= MATERIAL FOR THIS EXERCISE =
[start]

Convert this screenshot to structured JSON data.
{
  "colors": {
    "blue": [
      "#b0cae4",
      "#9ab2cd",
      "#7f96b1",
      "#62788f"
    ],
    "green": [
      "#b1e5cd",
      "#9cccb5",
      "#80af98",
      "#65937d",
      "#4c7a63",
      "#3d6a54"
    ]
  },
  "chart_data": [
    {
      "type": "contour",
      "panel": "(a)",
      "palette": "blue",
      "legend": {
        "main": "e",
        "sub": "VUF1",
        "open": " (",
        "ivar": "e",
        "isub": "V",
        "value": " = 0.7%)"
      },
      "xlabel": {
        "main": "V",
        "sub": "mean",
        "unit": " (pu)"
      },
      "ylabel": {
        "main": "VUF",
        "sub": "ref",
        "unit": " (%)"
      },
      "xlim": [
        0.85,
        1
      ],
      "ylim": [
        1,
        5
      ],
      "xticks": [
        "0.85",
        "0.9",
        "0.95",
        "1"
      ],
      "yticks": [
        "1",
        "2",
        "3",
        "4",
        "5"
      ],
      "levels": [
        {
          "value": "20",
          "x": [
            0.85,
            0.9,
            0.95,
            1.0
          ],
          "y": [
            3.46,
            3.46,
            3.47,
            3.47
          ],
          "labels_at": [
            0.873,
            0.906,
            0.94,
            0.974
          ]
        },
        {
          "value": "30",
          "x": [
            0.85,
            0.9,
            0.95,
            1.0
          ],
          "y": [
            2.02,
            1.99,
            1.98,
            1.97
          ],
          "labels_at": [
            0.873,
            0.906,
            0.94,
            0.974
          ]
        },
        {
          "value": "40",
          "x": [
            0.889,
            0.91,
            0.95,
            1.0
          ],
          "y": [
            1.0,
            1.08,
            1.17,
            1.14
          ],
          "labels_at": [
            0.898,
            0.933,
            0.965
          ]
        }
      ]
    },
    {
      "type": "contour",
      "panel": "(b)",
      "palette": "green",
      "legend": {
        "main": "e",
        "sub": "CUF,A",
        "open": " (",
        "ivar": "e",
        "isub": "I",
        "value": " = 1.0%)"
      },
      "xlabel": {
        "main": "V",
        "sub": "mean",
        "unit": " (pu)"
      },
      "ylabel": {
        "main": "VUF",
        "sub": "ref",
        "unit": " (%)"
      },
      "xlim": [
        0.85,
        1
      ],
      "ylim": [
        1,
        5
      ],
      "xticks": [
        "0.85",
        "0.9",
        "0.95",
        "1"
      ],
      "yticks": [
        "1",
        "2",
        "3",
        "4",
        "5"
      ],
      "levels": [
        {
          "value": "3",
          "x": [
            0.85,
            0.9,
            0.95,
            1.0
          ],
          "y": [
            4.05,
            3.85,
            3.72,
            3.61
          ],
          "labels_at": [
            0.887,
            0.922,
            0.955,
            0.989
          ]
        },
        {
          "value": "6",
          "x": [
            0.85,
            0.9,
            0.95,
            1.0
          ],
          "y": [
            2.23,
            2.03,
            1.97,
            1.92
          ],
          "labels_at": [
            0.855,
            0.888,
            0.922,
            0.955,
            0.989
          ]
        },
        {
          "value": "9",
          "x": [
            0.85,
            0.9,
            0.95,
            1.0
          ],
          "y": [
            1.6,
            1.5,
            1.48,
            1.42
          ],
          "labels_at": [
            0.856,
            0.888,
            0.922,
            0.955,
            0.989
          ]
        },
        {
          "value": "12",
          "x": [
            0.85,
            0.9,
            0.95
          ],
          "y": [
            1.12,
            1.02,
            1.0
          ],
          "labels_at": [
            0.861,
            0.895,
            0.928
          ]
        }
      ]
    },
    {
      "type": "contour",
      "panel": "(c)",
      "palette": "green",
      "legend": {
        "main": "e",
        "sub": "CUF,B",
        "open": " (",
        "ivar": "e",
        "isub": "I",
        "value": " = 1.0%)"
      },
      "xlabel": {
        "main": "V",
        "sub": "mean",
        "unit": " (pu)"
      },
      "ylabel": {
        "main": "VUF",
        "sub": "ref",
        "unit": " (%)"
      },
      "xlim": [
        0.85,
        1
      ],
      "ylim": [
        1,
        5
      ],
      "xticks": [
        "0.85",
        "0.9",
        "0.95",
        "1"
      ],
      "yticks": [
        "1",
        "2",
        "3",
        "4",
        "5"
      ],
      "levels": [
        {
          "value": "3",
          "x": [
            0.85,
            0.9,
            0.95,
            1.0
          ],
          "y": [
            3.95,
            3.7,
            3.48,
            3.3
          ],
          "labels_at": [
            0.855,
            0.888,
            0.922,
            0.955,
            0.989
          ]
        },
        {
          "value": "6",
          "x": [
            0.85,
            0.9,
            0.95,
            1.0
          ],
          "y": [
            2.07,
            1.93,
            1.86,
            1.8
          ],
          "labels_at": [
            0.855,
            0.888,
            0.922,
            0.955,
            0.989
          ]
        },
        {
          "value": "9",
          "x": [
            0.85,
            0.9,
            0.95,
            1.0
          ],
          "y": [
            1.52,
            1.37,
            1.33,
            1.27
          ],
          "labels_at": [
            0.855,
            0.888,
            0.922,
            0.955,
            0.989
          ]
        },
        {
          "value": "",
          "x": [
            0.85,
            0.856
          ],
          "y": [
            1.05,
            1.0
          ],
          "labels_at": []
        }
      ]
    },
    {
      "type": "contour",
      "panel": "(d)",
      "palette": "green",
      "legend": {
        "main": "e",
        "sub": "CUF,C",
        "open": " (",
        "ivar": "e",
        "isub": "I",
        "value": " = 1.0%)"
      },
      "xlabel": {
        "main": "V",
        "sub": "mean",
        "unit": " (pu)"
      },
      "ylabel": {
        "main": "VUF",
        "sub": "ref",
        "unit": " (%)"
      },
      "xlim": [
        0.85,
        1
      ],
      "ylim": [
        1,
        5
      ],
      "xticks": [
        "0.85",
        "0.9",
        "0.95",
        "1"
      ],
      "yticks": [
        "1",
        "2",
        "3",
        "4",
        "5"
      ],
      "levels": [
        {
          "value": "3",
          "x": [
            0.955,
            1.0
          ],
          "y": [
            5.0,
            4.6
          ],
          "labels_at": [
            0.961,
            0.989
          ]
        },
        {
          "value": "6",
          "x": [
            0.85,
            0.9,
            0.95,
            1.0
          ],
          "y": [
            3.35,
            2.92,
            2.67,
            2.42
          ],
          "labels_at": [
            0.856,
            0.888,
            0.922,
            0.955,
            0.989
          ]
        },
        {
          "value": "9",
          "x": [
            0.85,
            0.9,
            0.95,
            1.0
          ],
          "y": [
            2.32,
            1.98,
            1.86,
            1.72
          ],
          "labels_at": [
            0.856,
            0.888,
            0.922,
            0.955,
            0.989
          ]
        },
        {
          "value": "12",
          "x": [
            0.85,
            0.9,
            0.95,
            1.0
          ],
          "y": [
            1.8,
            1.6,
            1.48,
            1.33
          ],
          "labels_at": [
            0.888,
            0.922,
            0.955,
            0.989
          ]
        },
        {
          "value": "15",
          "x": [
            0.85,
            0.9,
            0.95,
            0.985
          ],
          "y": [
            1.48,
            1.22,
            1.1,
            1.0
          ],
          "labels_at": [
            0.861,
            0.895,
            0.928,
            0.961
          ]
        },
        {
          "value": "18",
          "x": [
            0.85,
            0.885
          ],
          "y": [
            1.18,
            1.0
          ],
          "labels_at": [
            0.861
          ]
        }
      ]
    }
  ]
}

[end]

Return the material in full, exactly as shown.

Convert this screenshot to structured JSON data.
{
  "colors": {
    "blue": [
      "#b0cae4",
      "#9ab2cd",
      "#7f96b1",
      "#62788f"
    ],
    "green": [
      "#b1e5cd",
      "#9cccb5",
      "#80af98",
      "#65937d",
      "#4c7a63",
      "#3d6a54"
    ]
  },
  "chart_data": [
    {
      "type": "contour",
      "panel": "(a)",
      "palette": "blue",
      "legend": {
        "main": "e",
        "sub": "VUF1",
        "open": " (",
        "ivar": "e",
        "isub": "V",
        "value": " = 0.7%)"
      },
      "xlabel": {
        "main": "V",
        "sub": "mean",
        "unit": " (pu)"
      },
      "ylabel": {
        "main": "VUF",
        "sub": "ref",
        "unit": " (%)"
      },
      "xlim": [
        0.85,
        1
      ],
      "ylim": [
        1,
        5
      ],
      "xticks": [
        "0.85",
        "0.9",
        "0.95",
        "1"
      ],
      "yticks": [
        "1",
        "2",
        "3",
        "4",
        "5"
      ],
      "levels": [
        {
          "value": "20",
          "x": [
            0.85,
            0.9,
            0.95,
            1.0
          ],
          "y": [
            3.46,
            3.46,
            3.47,
            3.47
          ],
          "labels_at": [
            0.873,
            0.906,
            0.94,
            0.974
          ]
        },
        {
          "value": "30",
          "x": [
            0.85,
            0.9,
            0.95,
            1.0
          ],
          "y": [
            2.02,
            1.99,
            1.98,
            1.97
          ],
          "labels_at": [
            0.873,
            0.906,
            0.94,
            0.974
          ]
        },
        {
          "value": "40",
          "x": [
            0.889,
            0.91,
            0.95,
            1.0
          ],
          "y": [
            1.0,
            1.08,
            1.17,
            1.14
          ],
          "labels_at": [
            0.898,
            0.933,
            0.965
          ]
        }
      ]
    },
    {
      "type": "contour",
      "panel": "(b)",
      "palette": "green",
      "legend": {
        "main": "e",
        "sub": "CUF,A",
        "open": " (",
        "ivar": "e",
        "isub": "I",
        "value": " = 1.0%)"
      },
      "xlabel": {
        "main": "V",
        "sub": "mean",
        "unit": " (pu)"
      },
      "ylabel": {
        "main": "VUF",
        "sub": "ref",
        "unit": " (%)"
      },
      "xlim": [
        0.85,
        1
      ],
      "ylim": [
        1,
        5
      ],
      "xticks": [
        "0.85",
        "0.9",
        "0.95",
        "1"
      ],
      "yticks": [
        "1",
        "2",
        "3",
        "4",
        "5"
      ],
      "levels": [
        {
          "value": "3",
          "x": [
            0.85,
            0.9,
            0.95,
            1.0
          ],
          "y": [
            4.05,
            3.85,
            3.72,
            3.61
          ],
          "labels_at": [
            0.887,
            0.922,
            0.955,
            0.989
          ]
        },
        {
          "value": "6",
          "x": [
            0.85,
            0.9,
            0.95,
            1.0
          ],
          "y": [
            2.23,
            2.03,
            1.97,
            1.92
          ],
          "labels_at": [
            0.855,
            0.888,
            0.922,
            0.955,
            0.989
          ]
        },
        {
          "value": "9",
          "x": [
            0.85,
            0.9,
            0.95,
            1.0
          ],
          "y": [
            1.6,
            1.5,
            1.48,
            1.42
          ],
          "labels_at": [
            0.856,
            0.888,
            0.922,
            0.955,
            0.989
          ]
        },
        {
          "value": "12",
          "x": [
            0.85,
            0.9,
            0.95
          ],
          "y": [
            1.12,
            1.02,
            1.0
          ],
          "labels_at": [
            0.861,
            0.895,
            0.928
          ]
        }
      ]
    },
    {
      "type": "contour",
      "panel": "(c)",
      "palette": "green",
      "legend": {
        "main": "e",
        "sub": "CUF,B",
        "open": " (",
        "ivar": "e",
        "isub": "I",
        "value": " = 1.0%)"
      },
      "xlabel": {
        "main": "V",
        "sub": "mean",
        "unit": " (pu)"
      },
      "ylabel": {
        "main": "VUF",
        "sub": "ref",
        "unit": " (%)"
      },
      "xlim": [
        0.85,
        1
      ],
      "ylim": [
        1,
        5
      ],
      "xticks": [
        "0.85",
        "0.9",
        "0.95",
        "1"
      ],
      "yticks": [
        "1",
        "2",
        "3",
        "4",
        "5"
      ],
      "levels": [
        {
          "value": "3",
          "x": [
            0.85,
            0.9,
            0.95,
            1.0
          ],
          "y": [
            3.95,
            3.7,
            3.48,
            3.3
          ],
          "labels_at": [
            0.855,
            0.888,
            0.922,
            0.955,
            0.989
          ]
        },
        {
          "value": "6",
          "x": [
            0.85,
            0.9,
            0.95,
            1.0
          ],
          "y": [
            2.07,
            1.93,
            1.86,
            1.8
          ],
          "labels_at": [
            0.855,
            0.888,
            0.922,
            0.955,
            0.989
          ]
        },
        {
          "value": "9",
          "x": [
            0.85,
            0.9,
            0.95,
            1.0
          ],
          "y": [
            1.52,
            1.37,
            1.33,
            1.27
          ],
          "labels_at": [
            0.855,
            0.888,
            0.922,
            0.955,
            0.989
          ]
        },
        {
          "value": "",
          "x": [
            0.85,
            0.856
          ],
          "y": [
            1.05,
            1.0
          ],
          "labels_at": []
        }
      ]
    },
    {
      "type": "contour",
      "panel": "(d)",
      "palette": "green",
      "legend": {
        "main": "e",
        "sub": "CUF,C",
        "open": " (",
        "ivar": "e",
        "isub": "I",
        "value": " = 1.0%)"
      },
      "xlabel": {
        "main": "V",
        "sub": "mean",
        "unit": " (pu)"
      },
      "ylabel": {
        "main": "VUF",
        "sub": "ref",
        "unit": " (%)"
      },
      "xlim": [
        0.85,
        1
      ],
      "ylim": [
        1,
        5
      ],
      "xticks": [
        "0.85",
        "0.9",
        "0.95",
        "1"
      ],
      "yticks": [
        "1",
        "2",
        "3",
        "4",
        "5"
      ],
      "levels": [
        {
          "value": "3",
          "x": [
            0.955,
            1.0
          ],
          "y": [
            5.0,
            4.6
          ],
          "labels_at": [
            0.961,
            0.989
          ]
        },
        {
          "value": "6",
          "x": [
            0.85,
            0.9,
            0.95,
            1.0
          ],
          "y": [
            3.35,
            2.92,
            2.67,
            2.42
          ],
          "labels_at": [
            0.856,
            0.888,
            0.922,
            0.955,
            0.989
          ]
        },
        {
          "value": "9",
          "x": [
            0.85,
            0.9,
            0.95,
            1.0
          ],
          "y": [
            2.32,
            1.98,
            1.86,
            1.72
          ],
          "labels_at": [
            0.856,
            0.888,
            0.922,
            0.955,
            0.989
          ]
        },
        {
          "value": "12",
          "x": [
            0.85,
            0.9,
            0.95,
            1.0
          ],
          "y": [
            1.8,
            1.6,
            1.48,
            1.33
          ],
          "labels_at": [
            0.888,
            0.922,
            0.955,
            0.989
          ]
        },
        {
          "value": "15",
          "x": [
            0.85,
            0.9,
            0.95,
            0.985
          ],
          "y": [
            1.48,
            1.22,
            1.1,
            1.0
          ],
          "labels_at": [
            0.861,
            0.895,
            0.928,
            0.961
          ]
        },
        {
          "value": "18",
          "x": [
            0.85,
            0.885
          ],
          "y": [
            1.18,
            1.0
          ],
          "labels_at": [
            0.861
          ]
        }
      ]
    }
  ]
}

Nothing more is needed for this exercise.